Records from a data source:
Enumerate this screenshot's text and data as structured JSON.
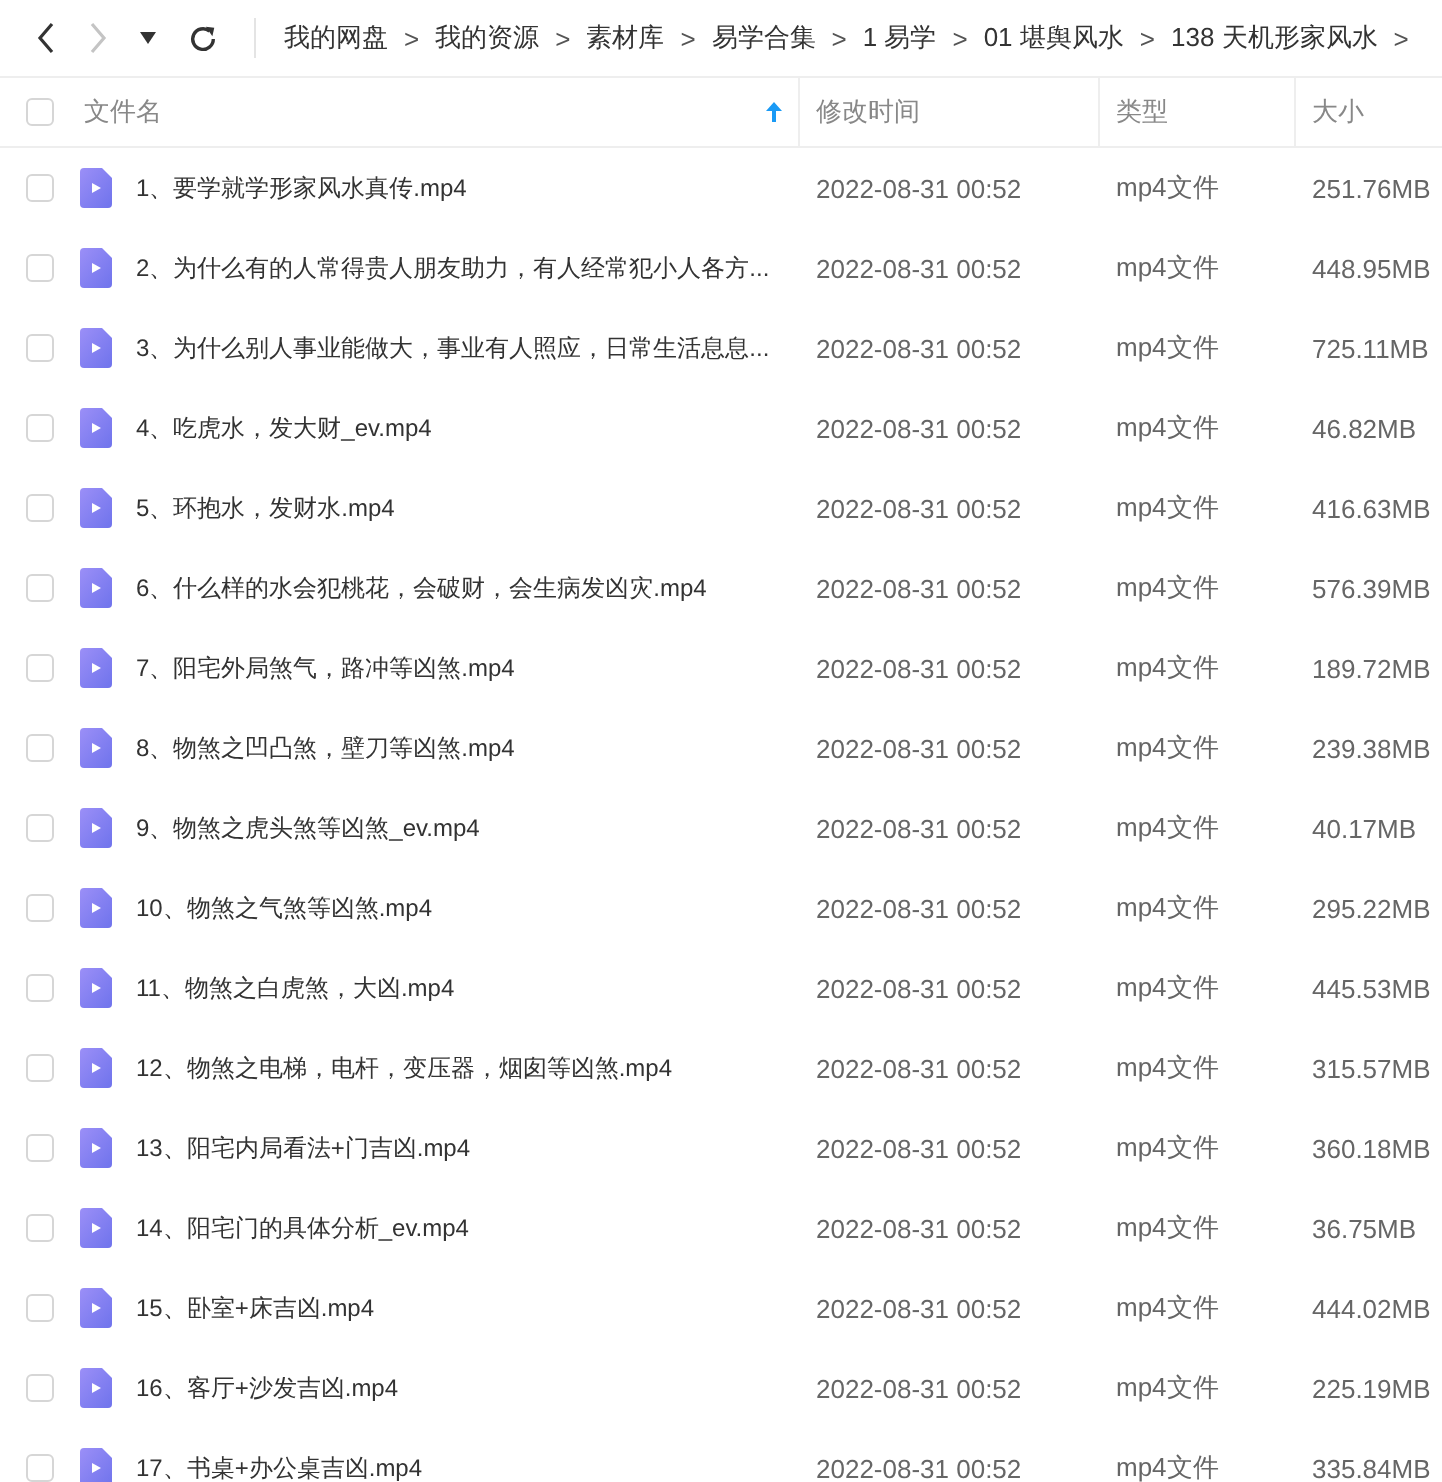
{
  "toolbar": {
    "nav": [
      {
        "kind": "back",
        "disabled": false
      },
      {
        "kind": "forward",
        "disabled": true
      },
      {
        "kind": "history",
        "disabled": false
      },
      {
        "kind": "refresh",
        "disabled": false
      }
    ],
    "breadcrumb": [
      {
        "label": "我的网盘",
        "sep": ">"
      },
      {
        "label": "我的资源",
        "sep": ">"
      },
      {
        "label": "素材库",
        "sep": ">"
      },
      {
        "label": "易学合集",
        "sep": ">"
      },
      {
        "label": "1 易学",
        "sep": ">"
      },
      {
        "label": "01 堪舆风水",
        "sep": ">"
      },
      {
        "label": "138 天机形家风水",
        "sep": ">"
      }
    ]
  },
  "table": {
    "select_all": {
      "checked": false
    },
    "columns": [
      {
        "label": "文件名",
        "sorted": true
      },
      {
        "label": "修改时间"
      },
      {
        "label": "类型"
      },
      {
        "label": "大小"
      }
    ],
    "rows": [
      {
        "name": "1、要学就学形家风水真传.mp4",
        "modified": "2022-08-31 00:52",
        "type": "mp4文件",
        "size": "251.76MB",
        "checked": false
      },
      {
        "name": "2、为什么有的人常得贵人朋友助力，有人经常犯小人各方...",
        "modified": "2022-08-31 00:52",
        "type": "mp4文件",
        "size": "448.95MB",
        "checked": false
      },
      {
        "name": "3、为什么别人事业能做大，事业有人照应，日常生活息息...",
        "modified": "2022-08-31 00:52",
        "type": "mp4文件",
        "size": "725.11MB",
        "checked": false
      },
      {
        "name": "4、吃虎水，发大财_ev.mp4",
        "modified": "2022-08-31 00:52",
        "type": "mp4文件",
        "size": "46.82MB",
        "checked": false
      },
      {
        "name": "5、环抱水，发财水.mp4",
        "modified": "2022-08-31 00:52",
        "type": "mp4文件",
        "size": "416.63MB",
        "checked": false
      },
      {
        "name": "6、什么样的水会犯桃花，会破财，会生病发凶灾.mp4",
        "modified": "2022-08-31 00:52",
        "type": "mp4文件",
        "size": "576.39MB",
        "checked": false
      },
      {
        "name": "7、阳宅外局煞气，路冲等凶煞.mp4",
        "modified": "2022-08-31 00:52",
        "type": "mp4文件",
        "size": "189.72MB",
        "checked": false
      },
      {
        "name": "8、物煞之凹凸煞，壁刀等凶煞.mp4",
        "modified": "2022-08-31 00:52",
        "type": "mp4文件",
        "size": "239.38MB",
        "checked": false
      },
      {
        "name": "9、物煞之虎头煞等凶煞_ev.mp4",
        "modified": "2022-08-31 00:52",
        "type": "mp4文件",
        "size": "40.17MB",
        "checked": false
      },
      {
        "name": "10、物煞之气煞等凶煞.mp4",
        "modified": "2022-08-31 00:52",
        "type": "mp4文件",
        "size": "295.22MB",
        "checked": false
      },
      {
        "name": "11、物煞之白虎煞，大凶.mp4",
        "modified": "2022-08-31 00:52",
        "type": "mp4文件",
        "size": "445.53MB",
        "checked": false
      },
      {
        "name": "12、物煞之电梯，电杆，变压器，烟囱等凶煞.mp4",
        "modified": "2022-08-31 00:52",
        "type": "mp4文件",
        "size": "315.57MB",
        "checked": false
      },
      {
        "name": "13、阳宅内局看法+门吉凶.mp4",
        "modified": "2022-08-31 00:52",
        "type": "mp4文件",
        "size": "360.18MB",
        "checked": false
      },
      {
        "name": "14、阳宅门的具体分析_ev.mp4",
        "modified": "2022-08-31 00:52",
        "type": "mp4文件",
        "size": "36.75MB",
        "checked": false
      },
      {
        "name": "15、卧室+床吉凶.mp4",
        "modified": "2022-08-31 00:52",
        "type": "mp4文件",
        "size": "444.02MB",
        "checked": false
      },
      {
        "name": "16、客厅+沙发吉凶.mp4",
        "modified": "2022-08-31 00:52",
        "type": "mp4文件",
        "size": "225.19MB",
        "checked": false
      },
      {
        "name": "17、书桌+办公桌吉凶.mp4",
        "modified": "2022-08-31 00:52",
        "type": "mp4文件",
        "size": "335.84MB",
        "checked": false
      }
    ]
  }
}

#### To be done:
Examine the data above and state how many of its lines contain the word "kind", with no further remarks.

#### Final result:
4